Exercise details -
Search the records for "name". Copy every line where it appears.

┌──

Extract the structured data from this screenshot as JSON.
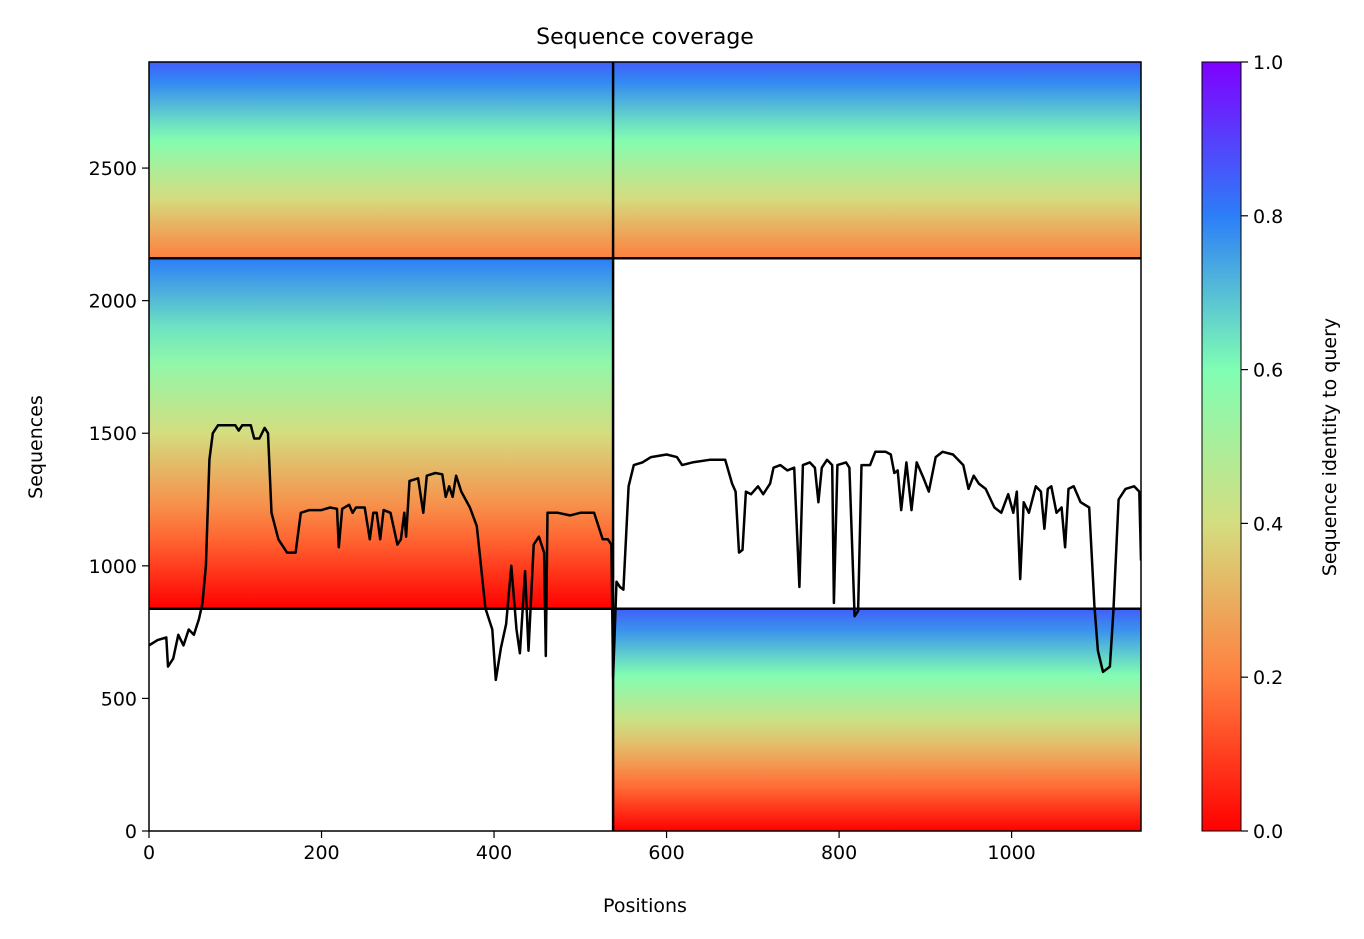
{
  "chart_data": {
    "type": "heatmap",
    "title": "Sequence coverage",
    "xlabel": "Positions",
    "ylabel": "Sequences",
    "xlim": [
      0,
      1150
    ],
    "ylim": [
      0,
      2900
    ],
    "xticks": [
      0,
      200,
      400,
      600,
      800,
      1000
    ],
    "yticks": [
      0,
      500,
      1000,
      1500,
      2000,
      2500
    ],
    "x_tick_labels": [
      "0",
      "200",
      "400",
      "600",
      "800",
      "1000"
    ],
    "y_tick_labels": [
      "0",
      "500",
      "1000",
      "1500",
      "2000",
      "2500"
    ],
    "colorbar": {
      "label": "Sequence identity to query",
      "range": [
        0.0,
        1.0
      ],
      "ticks": [
        0.0,
        0.2,
        0.4,
        0.6,
        0.8,
        1.0
      ],
      "tick_labels": [
        "0.0",
        "0.2",
        "0.4",
        "0.6",
        "0.8",
        "1.0"
      ],
      "colormap": "rainbow_r",
      "stops": [
        "#ff0000",
        "#ff7f3f",
        "#d4dd80",
        "#80feb3",
        "#2c7ef8",
        "#8000ff"
      ]
    },
    "block_boundaries": {
      "x": [
        538
      ],
      "y": [
        838,
        2160
      ]
    },
    "msa_blocks": [
      {
        "name": "paired-rows",
        "x": [
          0,
          1150
        ],
        "y": [
          2160,
          2900
        ],
        "identity": [
          0.2,
          0.85
        ]
      },
      {
        "name": "chain-a-rows",
        "x": [
          0,
          538
        ],
        "y": [
          838,
          2160
        ],
        "identity": [
          0.0,
          0.8
        ]
      },
      {
        "name": "chain-b-rows",
        "x": [
          538,
          1150
        ],
        "y": [
          0,
          838
        ],
        "identity": [
          0.0,
          0.85
        ]
      }
    ],
    "series": [
      {
        "type": "line",
        "color": "#000000",
        "points": [
          [
            0,
            700
          ],
          [
            10,
            720
          ],
          [
            20,
            730
          ],
          [
            22,
            620
          ],
          [
            28,
            650
          ],
          [
            34,
            740
          ],
          [
            40,
            700
          ],
          [
            46,
            760
          ],
          [
            52,
            740
          ],
          [
            58,
            800
          ],
          [
            62,
            860
          ],
          [
            66,
            1000
          ],
          [
            70,
            1400
          ],
          [
            74,
            1500
          ],
          [
            80,
            1530
          ],
          [
            90,
            1530
          ],
          [
            100,
            1530
          ],
          [
            104,
            1510
          ],
          [
            108,
            1530
          ],
          [
            118,
            1530
          ],
          [
            122,
            1480
          ],
          [
            128,
            1480
          ],
          [
            134,
            1520
          ],
          [
            138,
            1500
          ],
          [
            142,
            1200
          ],
          [
            150,
            1100
          ],
          [
            160,
            1050
          ],
          [
            170,
            1050
          ],
          [
            176,
            1200
          ],
          [
            186,
            1210
          ],
          [
            200,
            1210
          ],
          [
            210,
            1220
          ],
          [
            218,
            1215
          ],
          [
            220,
            1070
          ],
          [
            224,
            1215
          ],
          [
            232,
            1230
          ],
          [
            236,
            1200
          ],
          [
            240,
            1220
          ],
          [
            250,
            1220
          ],
          [
            256,
            1100
          ],
          [
            260,
            1200
          ],
          [
            264,
            1200
          ],
          [
            268,
            1100
          ],
          [
            272,
            1210
          ],
          [
            280,
            1200
          ],
          [
            288,
            1080
          ],
          [
            292,
            1100
          ],
          [
            296,
            1200
          ],
          [
            298,
            1110
          ],
          [
            302,
            1320
          ],
          [
            312,
            1330
          ],
          [
            318,
            1200
          ],
          [
            322,
            1340
          ],
          [
            332,
            1350
          ],
          [
            340,
            1345
          ],
          [
            344,
            1260
          ],
          [
            348,
            1300
          ],
          [
            352,
            1260
          ],
          [
            356,
            1340
          ],
          [
            362,
            1280
          ],
          [
            372,
            1220
          ],
          [
            380,
            1150
          ],
          [
            390,
            840
          ],
          [
            398,
            760
          ],
          [
            402,
            570
          ],
          [
            408,
            690
          ],
          [
            414,
            780
          ],
          [
            420,
            1000
          ],
          [
            426,
            760
          ],
          [
            430,
            670
          ],
          [
            436,
            980
          ],
          [
            440,
            680
          ],
          [
            446,
            1080
          ],
          [
            452,
            1110
          ],
          [
            458,
            1050
          ],
          [
            460,
            660
          ],
          [
            462,
            1200
          ],
          [
            474,
            1200
          ],
          [
            488,
            1190
          ],
          [
            500,
            1200
          ],
          [
            516,
            1200
          ],
          [
            526,
            1100
          ],
          [
            532,
            1100
          ],
          [
            536,
            1080
          ],
          [
            538,
            580
          ],
          [
            542,
            940
          ],
          [
            546,
            920
          ],
          [
            550,
            910
          ],
          [
            556,
            1300
          ],
          [
            562,
            1380
          ],
          [
            572,
            1390
          ],
          [
            582,
            1410
          ],
          [
            600,
            1420
          ],
          [
            612,
            1410
          ],
          [
            618,
            1380
          ],
          [
            630,
            1390
          ],
          [
            650,
            1400
          ],
          [
            668,
            1400
          ],
          [
            676,
            1310
          ],
          [
            680,
            1280
          ],
          [
            684,
            1050
          ],
          [
            688,
            1060
          ],
          [
            692,
            1280
          ],
          [
            698,
            1270
          ],
          [
            706,
            1300
          ],
          [
            712,
            1270
          ],
          [
            720,
            1310
          ],
          [
            724,
            1370
          ],
          [
            732,
            1380
          ],
          [
            740,
            1360
          ],
          [
            748,
            1370
          ],
          [
            754,
            920
          ],
          [
            758,
            1380
          ],
          [
            766,
            1390
          ],
          [
            772,
            1370
          ],
          [
            776,
            1240
          ],
          [
            780,
            1370
          ],
          [
            786,
            1400
          ],
          [
            792,
            1380
          ],
          [
            794,
            860
          ],
          [
            798,
            1380
          ],
          [
            808,
            1390
          ],
          [
            812,
            1370
          ],
          [
            818,
            810
          ],
          [
            822,
            830
          ],
          [
            826,
            1380
          ],
          [
            836,
            1380
          ],
          [
            842,
            1430
          ],
          [
            854,
            1430
          ],
          [
            860,
            1420
          ],
          [
            864,
            1350
          ],
          [
            868,
            1360
          ],
          [
            872,
            1210
          ],
          [
            878,
            1390
          ],
          [
            884,
            1210
          ],
          [
            890,
            1390
          ],
          [
            898,
            1330
          ],
          [
            904,
            1280
          ],
          [
            912,
            1410
          ],
          [
            920,
            1430
          ],
          [
            932,
            1420
          ],
          [
            944,
            1380
          ],
          [
            950,
            1290
          ],
          [
            956,
            1340
          ],
          [
            962,
            1310
          ],
          [
            970,
            1290
          ],
          [
            980,
            1220
          ],
          [
            988,
            1200
          ],
          [
            996,
            1270
          ],
          [
            1002,
            1200
          ],
          [
            1006,
            1280
          ],
          [
            1010,
            950
          ],
          [
            1014,
            1240
          ],
          [
            1020,
            1200
          ],
          [
            1028,
            1300
          ],
          [
            1034,
            1280
          ],
          [
            1038,
            1140
          ],
          [
            1042,
            1290
          ],
          [
            1046,
            1300
          ],
          [
            1052,
            1200
          ],
          [
            1058,
            1220
          ],
          [
            1062,
            1070
          ],
          [
            1066,
            1290
          ],
          [
            1072,
            1300
          ],
          [
            1080,
            1240
          ],
          [
            1090,
            1220
          ],
          [
            1096,
            850
          ],
          [
            1100,
            680
          ],
          [
            1106,
            600
          ],
          [
            1114,
            620
          ],
          [
            1118,
            830
          ],
          [
            1124,
            1250
          ],
          [
            1132,
            1290
          ],
          [
            1142,
            1300
          ],
          [
            1148,
            1280
          ],
          [
            1150,
            1020
          ]
        ]
      }
    ]
  }
}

└──

Answer to this task -
        "name": "paired-rows",
        "name": "chain-a-rows",
        "name": "chain-b-rows",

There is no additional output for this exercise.